**Task to carry out**:
From the listing that follows, output everything exactly except the pictures.

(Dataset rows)

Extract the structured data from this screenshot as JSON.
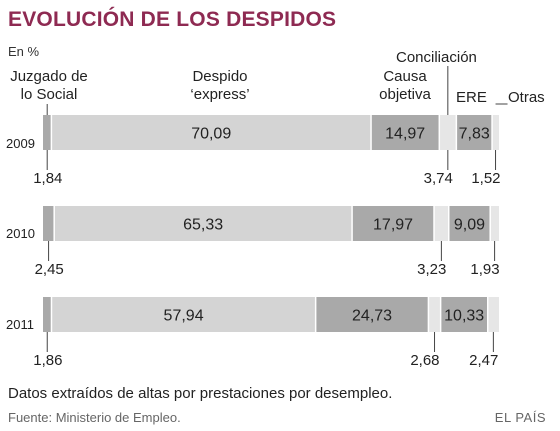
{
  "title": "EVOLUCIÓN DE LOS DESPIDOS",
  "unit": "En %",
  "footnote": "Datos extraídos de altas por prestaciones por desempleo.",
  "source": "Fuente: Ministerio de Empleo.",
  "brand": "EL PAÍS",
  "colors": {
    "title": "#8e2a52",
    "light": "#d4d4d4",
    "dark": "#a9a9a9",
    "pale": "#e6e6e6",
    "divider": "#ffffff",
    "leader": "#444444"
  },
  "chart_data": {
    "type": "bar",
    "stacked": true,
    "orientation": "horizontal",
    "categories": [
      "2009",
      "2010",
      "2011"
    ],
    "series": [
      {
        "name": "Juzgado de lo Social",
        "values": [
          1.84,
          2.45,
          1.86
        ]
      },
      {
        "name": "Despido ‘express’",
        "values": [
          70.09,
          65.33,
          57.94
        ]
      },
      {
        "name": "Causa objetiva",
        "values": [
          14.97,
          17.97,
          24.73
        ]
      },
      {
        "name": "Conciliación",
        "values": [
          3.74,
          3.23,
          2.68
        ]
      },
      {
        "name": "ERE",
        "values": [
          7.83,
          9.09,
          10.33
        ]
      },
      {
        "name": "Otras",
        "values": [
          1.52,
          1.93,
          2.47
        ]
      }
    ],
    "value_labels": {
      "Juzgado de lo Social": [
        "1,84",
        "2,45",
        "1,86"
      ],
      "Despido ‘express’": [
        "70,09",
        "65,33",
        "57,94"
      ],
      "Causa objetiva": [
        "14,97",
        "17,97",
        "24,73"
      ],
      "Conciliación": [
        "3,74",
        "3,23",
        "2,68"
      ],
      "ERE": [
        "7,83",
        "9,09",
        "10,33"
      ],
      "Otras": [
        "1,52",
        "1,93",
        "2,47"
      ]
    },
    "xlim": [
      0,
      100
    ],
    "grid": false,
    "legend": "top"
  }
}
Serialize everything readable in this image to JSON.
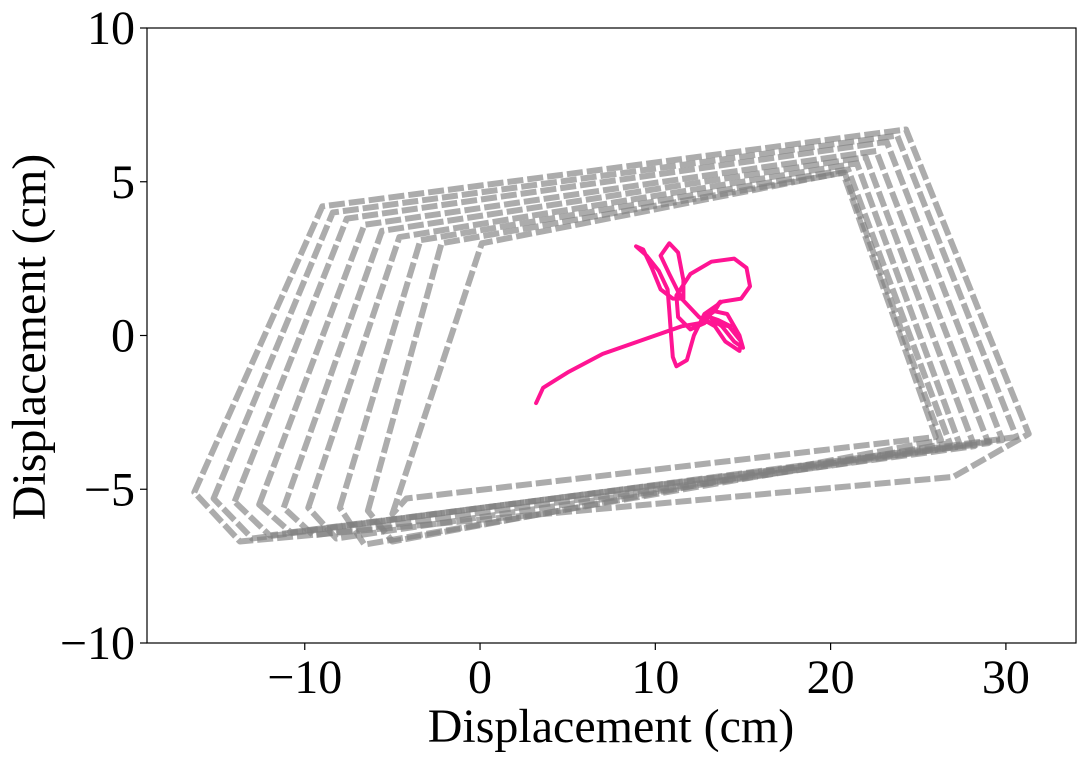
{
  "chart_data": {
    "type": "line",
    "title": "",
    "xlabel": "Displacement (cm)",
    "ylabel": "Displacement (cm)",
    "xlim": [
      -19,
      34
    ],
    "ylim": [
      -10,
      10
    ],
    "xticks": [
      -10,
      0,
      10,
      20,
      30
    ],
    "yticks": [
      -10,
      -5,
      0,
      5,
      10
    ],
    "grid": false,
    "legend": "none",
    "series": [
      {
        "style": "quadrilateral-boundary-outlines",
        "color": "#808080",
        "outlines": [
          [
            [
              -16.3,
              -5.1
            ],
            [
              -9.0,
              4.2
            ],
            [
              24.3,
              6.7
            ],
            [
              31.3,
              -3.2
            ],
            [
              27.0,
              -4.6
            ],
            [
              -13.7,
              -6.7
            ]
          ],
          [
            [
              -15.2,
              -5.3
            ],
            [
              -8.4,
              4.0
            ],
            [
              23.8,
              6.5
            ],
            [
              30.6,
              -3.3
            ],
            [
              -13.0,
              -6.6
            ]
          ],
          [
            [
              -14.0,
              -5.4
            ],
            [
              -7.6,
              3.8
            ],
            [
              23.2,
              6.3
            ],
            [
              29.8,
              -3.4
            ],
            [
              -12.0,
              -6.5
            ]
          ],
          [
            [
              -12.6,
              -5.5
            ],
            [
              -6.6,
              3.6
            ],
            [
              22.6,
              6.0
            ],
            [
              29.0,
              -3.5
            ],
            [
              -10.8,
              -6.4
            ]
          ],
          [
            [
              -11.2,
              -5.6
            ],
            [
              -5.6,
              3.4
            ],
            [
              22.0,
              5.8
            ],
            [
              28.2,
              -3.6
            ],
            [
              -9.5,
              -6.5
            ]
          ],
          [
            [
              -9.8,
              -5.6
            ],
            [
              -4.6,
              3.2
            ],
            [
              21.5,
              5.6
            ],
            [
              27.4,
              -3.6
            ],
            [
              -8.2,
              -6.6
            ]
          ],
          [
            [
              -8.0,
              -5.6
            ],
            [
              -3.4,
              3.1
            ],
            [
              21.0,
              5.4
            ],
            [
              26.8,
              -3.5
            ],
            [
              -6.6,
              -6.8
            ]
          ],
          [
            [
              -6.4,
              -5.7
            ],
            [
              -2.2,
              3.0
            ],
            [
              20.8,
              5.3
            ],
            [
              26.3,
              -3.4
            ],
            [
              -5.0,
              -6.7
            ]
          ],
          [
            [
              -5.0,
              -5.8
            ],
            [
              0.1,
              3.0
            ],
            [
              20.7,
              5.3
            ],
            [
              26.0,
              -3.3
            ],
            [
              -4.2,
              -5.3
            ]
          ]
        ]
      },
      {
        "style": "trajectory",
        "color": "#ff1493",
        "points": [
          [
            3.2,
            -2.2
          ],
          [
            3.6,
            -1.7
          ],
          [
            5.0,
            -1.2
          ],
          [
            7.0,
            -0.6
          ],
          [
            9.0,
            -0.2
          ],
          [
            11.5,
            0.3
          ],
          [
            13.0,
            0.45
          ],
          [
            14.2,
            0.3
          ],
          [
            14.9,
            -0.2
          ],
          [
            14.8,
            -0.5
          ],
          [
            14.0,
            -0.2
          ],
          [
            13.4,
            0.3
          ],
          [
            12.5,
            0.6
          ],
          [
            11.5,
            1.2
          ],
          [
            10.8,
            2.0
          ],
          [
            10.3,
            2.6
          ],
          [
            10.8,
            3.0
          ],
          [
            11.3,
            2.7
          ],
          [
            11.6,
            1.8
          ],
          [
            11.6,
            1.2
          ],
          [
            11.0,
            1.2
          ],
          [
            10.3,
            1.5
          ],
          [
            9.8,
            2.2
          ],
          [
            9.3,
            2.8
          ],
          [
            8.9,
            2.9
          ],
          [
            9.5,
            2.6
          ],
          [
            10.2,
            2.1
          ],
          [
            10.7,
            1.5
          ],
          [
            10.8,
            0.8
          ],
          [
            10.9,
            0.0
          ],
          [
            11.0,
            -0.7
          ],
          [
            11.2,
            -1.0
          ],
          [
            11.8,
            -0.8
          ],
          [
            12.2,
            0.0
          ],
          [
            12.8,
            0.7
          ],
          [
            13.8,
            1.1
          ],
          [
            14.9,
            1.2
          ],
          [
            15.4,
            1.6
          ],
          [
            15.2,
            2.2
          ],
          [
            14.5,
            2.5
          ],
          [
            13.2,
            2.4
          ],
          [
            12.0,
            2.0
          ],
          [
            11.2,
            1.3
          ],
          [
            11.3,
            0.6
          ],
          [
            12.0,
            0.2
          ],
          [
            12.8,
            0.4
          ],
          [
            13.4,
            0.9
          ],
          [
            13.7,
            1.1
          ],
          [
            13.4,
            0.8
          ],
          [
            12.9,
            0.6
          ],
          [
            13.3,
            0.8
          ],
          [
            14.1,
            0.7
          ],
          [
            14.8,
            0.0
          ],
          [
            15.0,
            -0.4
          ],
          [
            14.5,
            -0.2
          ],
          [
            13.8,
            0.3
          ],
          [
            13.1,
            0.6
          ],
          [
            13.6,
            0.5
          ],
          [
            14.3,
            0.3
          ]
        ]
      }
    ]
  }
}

**Answer to the task**:
Extract the structured data from this screenshot as JSON.
{
  "title": "EVOLUCIÓN DE LOS DESPIDOS",
  "unit": "En %",
  "footnote": "Datos extraídos de altas por prestaciones por desempleo.",
  "source": "Fuente: Ministerio de Empleo.",
  "brand": "EL PAÍS",
  "colors": {
    "title": "#8e2a52",
    "light": "#d4d4d4",
    "dark": "#a9a9a9",
    "pale": "#e6e6e6",
    "divider": "#ffffff",
    "leader": "#444444"
  },
  "chart_data": {
    "type": "bar",
    "stacked": true,
    "orientation": "horizontal",
    "categories": [
      "2009",
      "2010",
      "2011"
    ],
    "series": [
      {
        "name": "Juzgado de lo Social",
        "values": [
          1.84,
          2.45,
          1.86
        ]
      },
      {
        "name": "Despido ‘express’",
        "values": [
          70.09,
          65.33,
          57.94
        ]
      },
      {
        "name": "Causa objetiva",
        "values": [
          14.97,
          17.97,
          24.73
        ]
      },
      {
        "name": "Conciliación",
        "values": [
          3.74,
          3.23,
          2.68
        ]
      },
      {
        "name": "ERE",
        "values": [
          7.83,
          9.09,
          10.33
        ]
      },
      {
        "name": "Otras",
        "values": [
          1.52,
          1.93,
          2.47
        ]
      }
    ],
    "value_labels": {
      "Juzgado de lo Social": [
        "1,84",
        "2,45",
        "1,86"
      ],
      "Despido ‘express’": [
        "70,09",
        "65,33",
        "57,94"
      ],
      "Causa objetiva": [
        "14,97",
        "17,97",
        "24,73"
      ],
      "Conciliación": [
        "3,74",
        "3,23",
        "2,68"
      ],
      "ERE": [
        "7,83",
        "9,09",
        "10,33"
      ],
      "Otras": [
        "1,52",
        "1,93",
        "2,47"
      ]
    },
    "xlim": [
      0,
      100
    ],
    "grid": false,
    "legend": "top"
  }
}
Serialize everything readable in this image to JSON.
{
  "chart_data": {
    "type": "line",
    "title": "",
    "xlabel": "Displacement (cm)",
    "ylabel": "Displacement (cm)",
    "xlim": [
      -19,
      34
    ],
    "ylim": [
      -10,
      10
    ],
    "xticks": [
      -10,
      0,
      10,
      20,
      30
    ],
    "yticks": [
      -10,
      -5,
      0,
      5,
      10
    ],
    "grid": false,
    "legend": "none",
    "series": [
      {
        "style": "quadrilateral-boundary-outlines",
        "color": "#808080",
        "outlines": [
          [
            [
              -16.3,
              -5.1
            ],
            [
              -9.0,
              4.2
            ],
            [
              24.3,
              6.7
            ],
            [
              31.3,
              -3.2
            ],
            [
              27.0,
              -4.6
            ],
            [
              -13.7,
              -6.7
            ]
          ],
          [
            [
              -15.2,
              -5.3
            ],
            [
              -8.4,
              4.0
            ],
            [
              23.8,
              6.5
            ],
            [
              30.6,
              -3.3
            ],
            [
              -13.0,
              -6.6
            ]
          ],
          [
            [
              -14.0,
              -5.4
            ],
            [
              -7.6,
              3.8
            ],
            [
              23.2,
              6.3
            ],
            [
              29.8,
              -3.4
            ],
            [
              -12.0,
              -6.5
            ]
          ],
          [
            [
              -12.6,
              -5.5
            ],
            [
              -6.6,
              3.6
            ],
            [
              22.6,
              6.0
            ],
            [
              29.0,
              -3.5
            ],
            [
              -10.8,
              -6.4
            ]
          ],
          [
            [
              -11.2,
              -5.6
            ],
            [
              -5.6,
              3.4
            ],
            [
              22.0,
              5.8
            ],
            [
              28.2,
              -3.6
            ],
            [
              -9.5,
              -6.5
            ]
          ],
          [
            [
              -9.8,
              -5.6
            ],
            [
              -4.6,
              3.2
            ],
            [
              21.5,
              5.6
            ],
            [
              27.4,
              -3.6
            ],
            [
              -8.2,
              -6.6
            ]
          ],
          [
            [
              -8.0,
              -5.6
            ],
            [
              -3.4,
              3.1
            ],
            [
              21.0,
              5.4
            ],
            [
              26.8,
              -3.5
            ],
            [
              -6.6,
              -6.8
            ]
          ],
          [
            [
              -6.4,
              -5.7
            ],
            [
              -2.2,
              3.0
            ],
            [
              20.8,
              5.3
            ],
            [
              26.3,
              -3.4
            ],
            [
              -5.0,
              -6.7
            ]
          ],
          [
            [
              -5.0,
              -5.8
            ],
            [
              0.1,
              3.0
            ],
            [
              20.7,
              5.3
            ],
            [
              26.0,
              -3.3
            ],
            [
              -4.2,
              -5.3
            ]
          ]
        ]
      },
      {
        "style": "trajectory",
        "color": "#ff1493",
        "points": [
          [
            3.2,
            -2.2
          ],
          [
            3.6,
            -1.7
          ],
          [
            5.0,
            -1.2
          ],
          [
            7.0,
            -0.6
          ],
          [
            9.0,
            -0.2
          ],
          [
            11.5,
            0.3
          ],
          [
            13.0,
            0.45
          ],
          [
            14.2,
            0.3
          ],
          [
            14.9,
            -0.2
          ],
          [
            14.8,
            -0.5
          ],
          [
            14.0,
            -0.2
          ],
          [
            13.4,
            0.3
          ],
          [
            12.5,
            0.6
          ],
          [
            11.5,
            1.2
          ],
          [
            10.8,
            2.0
          ],
          [
            10.3,
            2.6
          ],
          [
            10.8,
            3.0
          ],
          [
            11.3,
            2.7
          ],
          [
            11.6,
            1.8
          ],
          [
            11.6,
            1.2
          ],
          [
            11.0,
            1.2
          ],
          [
            10.3,
            1.5
          ],
          [
            9.8,
            2.2
          ],
          [
            9.3,
            2.8
          ],
          [
            8.9,
            2.9
          ],
          [
            9.5,
            2.6
          ],
          [
            10.2,
            2.1
          ],
          [
            10.7,
            1.5
          ],
          [
            10.8,
            0.8
          ],
          [
            10.9,
            0.0
          ],
          [
            11.0,
            -0.7
          ],
          [
            11.2,
            -1.0
          ],
          [
            11.8,
            -0.8
          ],
          [
            12.2,
            0.0
          ],
          [
            12.8,
            0.7
          ],
          [
            13.8,
            1.1
          ],
          [
            14.9,
            1.2
          ],
          [
            15.4,
            1.6
          ],
          [
            15.2,
            2.2
          ],
          [
            14.5,
            2.5
          ],
          [
            13.2,
            2.4
          ],
          [
            12.0,
            2.0
          ],
          [
            11.2,
            1.3
          ],
          [
            11.3,
            0.6
          ],
          [
            12.0,
            0.2
          ],
          [
            12.8,
            0.4
          ],
          [
            13.4,
            0.9
          ],
          [
            13.7,
            1.1
          ],
          [
            13.4,
            0.8
          ],
          [
            12.9,
            0.6
          ],
          [
            13.3,
            0.8
          ],
          [
            14.1,
            0.7
          ],
          [
            14.8,
            0.0
          ],
          [
            15.0,
            -0.4
          ],
          [
            14.5,
            -0.2
          ],
          [
            13.8,
            0.3
          ],
          [
            13.1,
            0.6
          ],
          [
            13.6,
            0.5
          ],
          [
            14.3,
            0.3
          ]
        ]
      }
    ]
  }
}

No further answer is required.